* Extrait choisi:

# # # # #

D’emblée, la palette de couleurs situe les enjeux : elle s’étend du terracotta au beige-sable. Les matériaux aussi : que du naturel. Louis Guillaume récolte la bourre de peuplier, un duvet blanc semblable à du coton, pour en faire un tapis, et des graines de stipa pour sculpter une silhouette sommaire. Derrière ces formes, une cabane en tasseaux d’épicéa, sculptée à la main par Sara Favriau. On se réapproprie des techniques traditionnelles, on reconnecte avec le manuel, on verdit les matériaux. Ces travaux au minimalisme végétal ont beau cocher toutes les cases de la création écolo, elles manquent de quelque chose. D’émotion peut-être ? Ici priment le geste de l’artiste-jardinier et, in fine, sa propre sensibilisation aux questions écologiques dont nous, spectateurs, sommes pris pour témoins. Mais cela suffit-il à nous impliquer ?  N’est-ce pas justement d’un surplus d’empathie qu’il faudrait pour faire lien avec le vivant ?



« La redite en somme, ne s’amuse pas de sa répétition singulière » de Sara Favriau © Marc Domage


Rire ou pleurer


Plus loin, une vidéo travaille davantage dans ce sens. Cuir noir de la tête aux pieds, casque à visière teintée, une silhouette se profile, plein gaz, sur une highway australienne, l’air chaud vibrant dans son dos. L’homme s’arrête : un Kangourou mort jonche le bord de la route, vraisemblablement heurté par un automobiliste. Le ghost rider le prend dans les bras pour le bercer, une tendresse rituelle qui conjure le sacrifice. Avec son esthétique léchée, Apologie-1-6 de l’Australien Shaun Gladwell s’adresse frontalement à notre culpabilité et tire sur la corde sensible. Un bon moyen pour lutter contre les pires ennemis de la cause écologique : la désensibilisation et le désintérêt.

# # # # #

* Documents fournis:
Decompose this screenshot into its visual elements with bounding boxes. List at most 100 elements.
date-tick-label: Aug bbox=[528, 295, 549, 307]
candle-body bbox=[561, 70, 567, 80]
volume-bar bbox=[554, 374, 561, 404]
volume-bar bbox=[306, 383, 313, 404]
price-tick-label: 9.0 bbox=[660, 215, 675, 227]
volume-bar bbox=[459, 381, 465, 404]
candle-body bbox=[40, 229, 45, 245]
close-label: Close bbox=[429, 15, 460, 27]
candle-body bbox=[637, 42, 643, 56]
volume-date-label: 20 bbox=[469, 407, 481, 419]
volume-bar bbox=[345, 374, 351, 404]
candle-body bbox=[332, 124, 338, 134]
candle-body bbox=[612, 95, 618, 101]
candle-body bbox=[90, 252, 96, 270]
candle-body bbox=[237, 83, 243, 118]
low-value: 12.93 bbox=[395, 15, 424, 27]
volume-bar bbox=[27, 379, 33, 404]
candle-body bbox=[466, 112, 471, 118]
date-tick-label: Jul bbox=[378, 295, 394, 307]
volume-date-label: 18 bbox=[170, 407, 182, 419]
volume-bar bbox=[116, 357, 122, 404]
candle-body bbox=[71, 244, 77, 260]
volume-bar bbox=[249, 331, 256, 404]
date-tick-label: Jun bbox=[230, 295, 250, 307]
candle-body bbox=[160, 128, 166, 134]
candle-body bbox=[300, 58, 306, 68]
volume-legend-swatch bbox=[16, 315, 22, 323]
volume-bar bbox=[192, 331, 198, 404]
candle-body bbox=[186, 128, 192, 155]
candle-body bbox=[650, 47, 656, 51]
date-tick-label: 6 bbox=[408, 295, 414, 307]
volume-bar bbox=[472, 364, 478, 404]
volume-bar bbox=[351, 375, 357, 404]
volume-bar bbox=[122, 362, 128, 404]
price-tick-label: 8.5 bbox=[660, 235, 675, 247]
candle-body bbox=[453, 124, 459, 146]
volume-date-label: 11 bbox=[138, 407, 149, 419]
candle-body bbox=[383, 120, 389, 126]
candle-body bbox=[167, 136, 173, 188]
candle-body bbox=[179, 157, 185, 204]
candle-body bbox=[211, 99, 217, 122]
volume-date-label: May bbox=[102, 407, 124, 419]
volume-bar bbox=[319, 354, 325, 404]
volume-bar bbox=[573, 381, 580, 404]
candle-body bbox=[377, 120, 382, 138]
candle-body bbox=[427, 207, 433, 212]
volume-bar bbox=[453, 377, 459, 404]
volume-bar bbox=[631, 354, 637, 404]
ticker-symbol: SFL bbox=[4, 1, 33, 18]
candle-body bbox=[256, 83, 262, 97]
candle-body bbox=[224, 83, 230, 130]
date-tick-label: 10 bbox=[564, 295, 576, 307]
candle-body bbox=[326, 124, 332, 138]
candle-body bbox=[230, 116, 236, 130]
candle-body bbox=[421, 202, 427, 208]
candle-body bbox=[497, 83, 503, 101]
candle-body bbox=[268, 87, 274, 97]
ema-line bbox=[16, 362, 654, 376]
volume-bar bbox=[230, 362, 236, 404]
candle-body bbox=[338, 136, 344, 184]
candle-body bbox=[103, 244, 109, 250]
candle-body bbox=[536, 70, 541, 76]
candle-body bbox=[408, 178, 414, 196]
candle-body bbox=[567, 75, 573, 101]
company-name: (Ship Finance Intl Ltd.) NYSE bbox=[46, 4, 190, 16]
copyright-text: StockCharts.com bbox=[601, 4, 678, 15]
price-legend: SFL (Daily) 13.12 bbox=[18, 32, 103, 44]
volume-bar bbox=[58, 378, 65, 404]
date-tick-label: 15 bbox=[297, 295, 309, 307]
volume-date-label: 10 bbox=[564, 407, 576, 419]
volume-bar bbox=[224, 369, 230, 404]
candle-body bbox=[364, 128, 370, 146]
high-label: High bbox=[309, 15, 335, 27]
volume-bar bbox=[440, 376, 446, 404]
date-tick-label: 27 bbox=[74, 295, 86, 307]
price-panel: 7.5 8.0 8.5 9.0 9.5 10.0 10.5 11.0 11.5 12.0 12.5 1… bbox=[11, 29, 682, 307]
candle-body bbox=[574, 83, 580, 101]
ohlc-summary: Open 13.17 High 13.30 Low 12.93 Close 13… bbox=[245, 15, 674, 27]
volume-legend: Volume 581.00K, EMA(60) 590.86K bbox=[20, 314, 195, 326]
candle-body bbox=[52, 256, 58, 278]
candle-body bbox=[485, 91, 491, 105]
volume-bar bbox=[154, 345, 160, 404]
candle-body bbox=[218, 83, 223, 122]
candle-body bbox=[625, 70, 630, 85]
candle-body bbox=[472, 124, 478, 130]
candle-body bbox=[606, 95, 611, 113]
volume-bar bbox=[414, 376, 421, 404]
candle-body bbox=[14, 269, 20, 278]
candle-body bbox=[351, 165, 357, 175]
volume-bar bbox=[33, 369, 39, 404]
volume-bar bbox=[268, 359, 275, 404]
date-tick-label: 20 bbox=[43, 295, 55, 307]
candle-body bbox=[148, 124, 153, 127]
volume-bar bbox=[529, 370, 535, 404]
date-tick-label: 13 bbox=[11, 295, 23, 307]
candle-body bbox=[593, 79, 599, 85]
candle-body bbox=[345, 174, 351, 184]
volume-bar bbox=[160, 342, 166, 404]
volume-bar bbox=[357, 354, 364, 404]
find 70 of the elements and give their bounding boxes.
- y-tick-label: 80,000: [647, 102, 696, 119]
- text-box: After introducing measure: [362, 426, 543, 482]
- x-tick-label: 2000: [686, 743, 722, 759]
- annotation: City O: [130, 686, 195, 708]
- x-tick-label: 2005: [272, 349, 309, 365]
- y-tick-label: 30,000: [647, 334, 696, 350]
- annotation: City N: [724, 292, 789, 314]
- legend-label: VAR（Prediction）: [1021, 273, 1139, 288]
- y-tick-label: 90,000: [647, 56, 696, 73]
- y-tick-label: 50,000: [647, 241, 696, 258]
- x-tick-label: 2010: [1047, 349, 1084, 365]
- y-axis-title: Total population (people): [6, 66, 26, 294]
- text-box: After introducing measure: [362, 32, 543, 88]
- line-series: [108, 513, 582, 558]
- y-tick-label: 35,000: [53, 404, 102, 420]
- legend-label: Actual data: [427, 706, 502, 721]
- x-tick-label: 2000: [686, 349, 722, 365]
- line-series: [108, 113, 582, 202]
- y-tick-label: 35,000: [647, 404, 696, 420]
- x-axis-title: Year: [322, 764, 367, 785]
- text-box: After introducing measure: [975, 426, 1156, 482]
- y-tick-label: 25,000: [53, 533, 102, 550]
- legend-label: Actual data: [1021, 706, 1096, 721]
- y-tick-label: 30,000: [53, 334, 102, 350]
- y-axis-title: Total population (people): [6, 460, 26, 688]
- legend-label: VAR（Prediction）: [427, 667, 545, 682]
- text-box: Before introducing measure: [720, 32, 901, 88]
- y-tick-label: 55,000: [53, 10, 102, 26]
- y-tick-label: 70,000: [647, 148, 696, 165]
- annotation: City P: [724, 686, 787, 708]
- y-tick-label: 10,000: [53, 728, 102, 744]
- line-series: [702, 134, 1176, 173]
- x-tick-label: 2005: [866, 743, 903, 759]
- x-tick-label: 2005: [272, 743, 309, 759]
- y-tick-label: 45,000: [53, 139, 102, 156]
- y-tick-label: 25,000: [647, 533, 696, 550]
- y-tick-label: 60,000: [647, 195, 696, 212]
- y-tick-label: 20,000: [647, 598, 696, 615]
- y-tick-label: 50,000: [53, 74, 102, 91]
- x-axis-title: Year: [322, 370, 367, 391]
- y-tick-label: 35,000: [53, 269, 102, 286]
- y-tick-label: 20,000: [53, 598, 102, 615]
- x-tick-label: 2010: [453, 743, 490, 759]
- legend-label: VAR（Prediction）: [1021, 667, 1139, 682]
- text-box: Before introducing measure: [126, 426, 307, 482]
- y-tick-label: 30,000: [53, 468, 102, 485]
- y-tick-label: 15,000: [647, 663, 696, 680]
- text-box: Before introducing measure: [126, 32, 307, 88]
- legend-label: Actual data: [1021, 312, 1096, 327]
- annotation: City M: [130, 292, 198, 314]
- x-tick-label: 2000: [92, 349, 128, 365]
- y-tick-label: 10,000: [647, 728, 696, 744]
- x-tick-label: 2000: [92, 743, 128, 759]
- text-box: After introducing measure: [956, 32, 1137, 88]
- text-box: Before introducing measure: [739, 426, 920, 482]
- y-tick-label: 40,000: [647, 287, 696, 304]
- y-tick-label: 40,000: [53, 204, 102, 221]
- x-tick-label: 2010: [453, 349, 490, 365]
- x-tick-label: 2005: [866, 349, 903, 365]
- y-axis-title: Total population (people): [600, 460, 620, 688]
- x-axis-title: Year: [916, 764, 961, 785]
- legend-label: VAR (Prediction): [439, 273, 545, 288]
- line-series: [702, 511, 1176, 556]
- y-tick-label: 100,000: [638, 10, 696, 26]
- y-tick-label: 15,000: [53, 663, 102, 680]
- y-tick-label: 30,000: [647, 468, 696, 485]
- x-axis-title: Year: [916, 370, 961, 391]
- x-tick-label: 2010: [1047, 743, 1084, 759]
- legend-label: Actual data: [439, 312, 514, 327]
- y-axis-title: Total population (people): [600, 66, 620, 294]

# # # # #

* Consigne 1: Dans l’extrait choisi, réécrivez de façon plus brève le paragraphe qui commence par « D’emblée, la palette de couleurs », en conservant ses faits principaux.
* Consigne 2:
Répondez brièvement à ces questions d’après l’extrait choisi.
(a) Avec quoi Louis Guillaume fait-il un tapis ?
(b) En quoi est faite la cabane de Sara Favriau ?
(c) Quel est le titre de la vidéo de Shaun Gladwell ?

* Réponse rédigée 1: Les couleurs vont du terracotta au beige-sable et les matériaux sont tous naturels. Louis Guillaume fait un tapis avec de la bourre de peuplier et sculpte une silhouette avec des graines de stipa. Derrière, Sara Favriau présente une cabane en tasseaux d’épicéa sculptée à la main. Ces œuvres renouent avec les techniques traditionnelles et le travail manuel, mais elles manquent peut-être d’émotion. Elles mettent en avant le geste de l’artiste-jardinier et sa propre sensibilisation à l’écologie, dont le spectateur n’est que témoin. Cela suffit-il à l’impliquer, alors qu’il faudrait sans doute davantage d’empathie pour créer un lien avec le vivant ?

* Réponse rédigée 2:
(a) Avec de la bourre de peuplier.
(b) En tasseaux d’épicéa.
(c) Apologie-1-6.